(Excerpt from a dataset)
--------------------------------

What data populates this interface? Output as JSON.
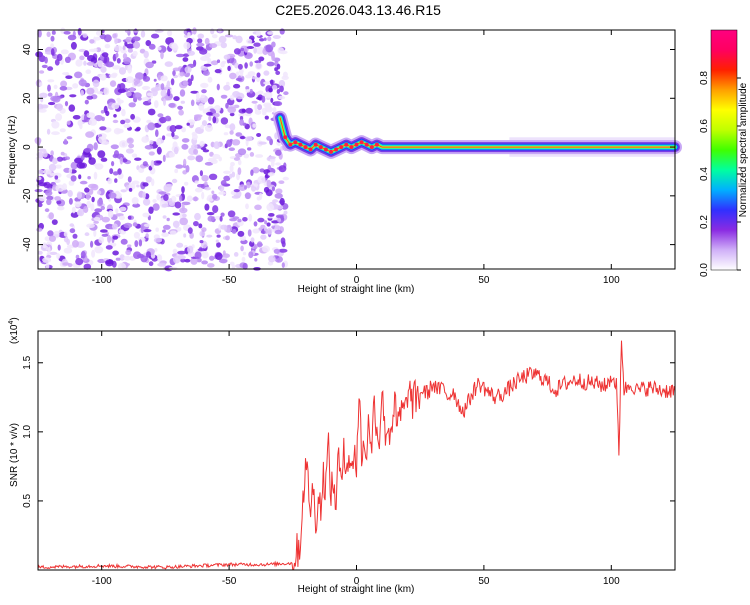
{
  "title": "C2E5.2026.043.13.46.R15",
  "chart_data": [
    {
      "type": "heatmap",
      "panel": "top",
      "xlabel": "Height of straight line (km)",
      "ylabel": "Frequency (Hz)",
      "xlim": [
        -125,
        125
      ],
      "ylim": [
        -50,
        48
      ],
      "xticks": [
        -100,
        -50,
        0,
        50,
        100
      ],
      "yticks": [
        -40,
        -20,
        0,
        20,
        40
      ],
      "noise_region_x": [
        -125,
        -30
      ],
      "signal_track": {
        "x": [
          -30,
          -28,
          -26,
          -24,
          -22,
          -20,
          -18,
          -16,
          -14,
          -12,
          -10,
          -8,
          -6,
          -4,
          -2,
          0,
          2,
          4,
          6,
          8,
          10,
          20,
          40,
          60,
          80,
          100,
          125
        ],
        "y": [
          12,
          4,
          1,
          2,
          1,
          0,
          -1,
          1,
          0,
          -1,
          -2,
          -1,
          0,
          1,
          0,
          1,
          2,
          1,
          0,
          1,
          0,
          0,
          0,
          0,
          0,
          0,
          0
        ]
      },
      "colorbar": {
        "label": "Normalized spectral amplitude",
        "ticks": [
          0.0,
          0.2,
          0.4,
          0.6,
          0.8
        ],
        "range": [
          0,
          1
        ],
        "colors": [
          "#ffffff",
          "#d0b0f8",
          "#8a2be2",
          "#3030ff",
          "#00b0ff",
          "#00ffa0",
          "#40ff00",
          "#c0ff00",
          "#ffff00",
          "#ffa000",
          "#ff2000",
          "#ff0060",
          "#ff0080"
        ]
      }
    },
    {
      "type": "line",
      "panel": "bottom",
      "xlabel": "Height of straight line (km)",
      "ylabel": "SNR (10 * v/v)",
      "scale_note": "(x10",
      "scale_exp": "4",
      "scale_close": ")",
      "xlim": [
        -125,
        125
      ],
      "ylim": [
        0,
        1.73
      ],
      "xticks": [
        -100,
        -50,
        0,
        50,
        100
      ],
      "yticks": [
        0.5,
        1.0,
        1.5
      ],
      "color": "#ee3333",
      "series": [
        {
          "name": "SNR",
          "x": [
            -125,
            -100,
            -75,
            -50,
            -35,
            -25,
            -22,
            -21,
            -20,
            -19,
            -18,
            -17,
            -16,
            -15,
            -14,
            -13,
            -12,
            -11,
            -10,
            -9,
            -8,
            -7,
            -6,
            -5,
            -4,
            -3,
            -2,
            -1,
            0,
            1,
            2,
            3,
            4,
            5,
            6,
            7,
            8,
            9,
            10,
            11,
            12,
            13,
            14,
            15,
            16,
            17,
            18,
            19,
            20,
            22,
            24,
            26,
            28,
            30,
            32,
            34,
            36,
            38,
            40,
            42,
            44,
            46,
            48,
            50,
            54,
            58,
            62,
            66,
            70,
            74,
            78,
            82,
            86,
            90,
            94,
            98,
            100,
            102,
            103,
            104,
            105,
            106,
            108,
            110,
            115,
            120,
            125
          ],
          "y": [
            0.02,
            0.03,
            0.02,
            0.04,
            0.04,
            0.05,
            0.2,
            0.55,
            0.72,
            0.65,
            0.45,
            0.58,
            0.38,
            0.52,
            0.46,
            0.68,
            0.62,
            0.9,
            0.55,
            0.62,
            0.5,
            0.85,
            0.55,
            0.95,
            0.75,
            0.85,
            0.65,
            0.92,
            0.72,
            1.3,
            0.85,
            0.88,
            0.9,
            1.1,
            0.8,
            1.3,
            1.0,
            0.95,
            1.35,
            1.0,
            1.05,
            0.98,
            1.1,
            1.2,
            1.0,
            1.12,
            1.15,
            1.12,
            1.3,
            1.22,
            1.25,
            1.3,
            1.28,
            1.35,
            1.3,
            1.32,
            1.25,
            1.3,
            1.2,
            1.15,
            1.22,
            1.3,
            1.35,
            1.32,
            1.25,
            1.28,
            1.35,
            1.4,
            1.42,
            1.38,
            1.3,
            1.35,
            1.38,
            1.36,
            1.35,
            1.33,
            1.4,
            1.35,
            0.82,
            1.7,
            1.3,
            1.32,
            1.35,
            1.3,
            1.32,
            1.3,
            1.3
          ]
        }
      ]
    }
  ]
}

--------------------------------

Omit the pictures and reproduce the listing exactly.

What data populates this interface? Output as JSON.
{
  "title": "C2E5.2026.043.13.46.R15",
  "chart_data": [
    {
      "type": "heatmap",
      "panel": "top",
      "xlabel": "Height of straight line (km)",
      "ylabel": "Frequency (Hz)",
      "xlim": [
        -125,
        125
      ],
      "ylim": [
        -50,
        48
      ],
      "xticks": [
        -100,
        -50,
        0,
        50,
        100
      ],
      "yticks": [
        -40,
        -20,
        0,
        20,
        40
      ],
      "noise_region_x": [
        -125,
        -30
      ],
      "signal_track": {
        "x": [
          -30,
          -28,
          -26,
          -24,
          -22,
          -20,
          -18,
          -16,
          -14,
          -12,
          -10,
          -8,
          -6,
          -4,
          -2,
          0,
          2,
          4,
          6,
          8,
          10,
          20,
          40,
          60,
          80,
          100,
          125
        ],
        "y": [
          12,
          4,
          1,
          2,
          1,
          0,
          -1,
          1,
          0,
          -1,
          -2,
          -1,
          0,
          1,
          0,
          1,
          2,
          1,
          0,
          1,
          0,
          0,
          0,
          0,
          0,
          0,
          0
        ]
      },
      "colorbar": {
        "label": "Normalized spectral amplitude",
        "ticks": [
          0.0,
          0.2,
          0.4,
          0.6,
          0.8
        ],
        "range": [
          0,
          1
        ],
        "colors": [
          "#ffffff",
          "#d0b0f8",
          "#8a2be2",
          "#3030ff",
          "#00b0ff",
          "#00ffa0",
          "#40ff00",
          "#c0ff00",
          "#ffff00",
          "#ffa000",
          "#ff2000",
          "#ff0060",
          "#ff0080"
        ]
      }
    },
    {
      "type": "line",
      "panel": "bottom",
      "xlabel": "Height of straight line (km)",
      "ylabel": "SNR (10 * v/v)",
      "scale_note": "(x10",
      "scale_exp": "4",
      "scale_close": ")",
      "xlim": [
        -125,
        125
      ],
      "ylim": [
        0,
        1.73
      ],
      "xticks": [
        -100,
        -50,
        0,
        50,
        100
      ],
      "yticks": [
        0.5,
        1.0,
        1.5
      ],
      "color": "#ee3333",
      "series": [
        {
          "name": "SNR",
          "x": [
            -125,
            -100,
            -75,
            -50,
            -35,
            -25,
            -22,
            -21,
            -20,
            -19,
            -18,
            -17,
            -16,
            -15,
            -14,
            -13,
            -12,
            -11,
            -10,
            -9,
            -8,
            -7,
            -6,
            -5,
            -4,
            -3,
            -2,
            -1,
            0,
            1,
            2,
            3,
            4,
            5,
            6,
            7,
            8,
            9,
            10,
            11,
            12,
            13,
            14,
            15,
            16,
            17,
            18,
            19,
            20,
            22,
            24,
            26,
            28,
            30,
            32,
            34,
            36,
            38,
            40,
            42,
            44,
            46,
            48,
            50,
            54,
            58,
            62,
            66,
            70,
            74,
            78,
            82,
            86,
            90,
            94,
            98,
            100,
            102,
            103,
            104,
            105,
            106,
            108,
            110,
            115,
            120,
            125
          ],
          "y": [
            0.02,
            0.03,
            0.02,
            0.04,
            0.04,
            0.05,
            0.2,
            0.55,
            0.72,
            0.65,
            0.45,
            0.58,
            0.38,
            0.52,
            0.46,
            0.68,
            0.62,
            0.9,
            0.55,
            0.62,
            0.5,
            0.85,
            0.55,
            0.95,
            0.75,
            0.85,
            0.65,
            0.92,
            0.72,
            1.3,
            0.85,
            0.88,
            0.9,
            1.1,
            0.8,
            1.3,
            1.0,
            0.95,
            1.35,
            1.0,
            1.05,
            0.98,
            1.1,
            1.2,
            1.0,
            1.12,
            1.15,
            1.12,
            1.3,
            1.22,
            1.25,
            1.3,
            1.28,
            1.35,
            1.3,
            1.32,
            1.25,
            1.3,
            1.2,
            1.15,
            1.22,
            1.3,
            1.35,
            1.32,
            1.25,
            1.28,
            1.35,
            1.4,
            1.42,
            1.38,
            1.3,
            1.35,
            1.38,
            1.36,
            1.35,
            1.33,
            1.4,
            1.35,
            0.82,
            1.7,
            1.3,
            1.32,
            1.35,
            1.3,
            1.32,
            1.3,
            1.3
          ]
        }
      ]
    }
  ]
}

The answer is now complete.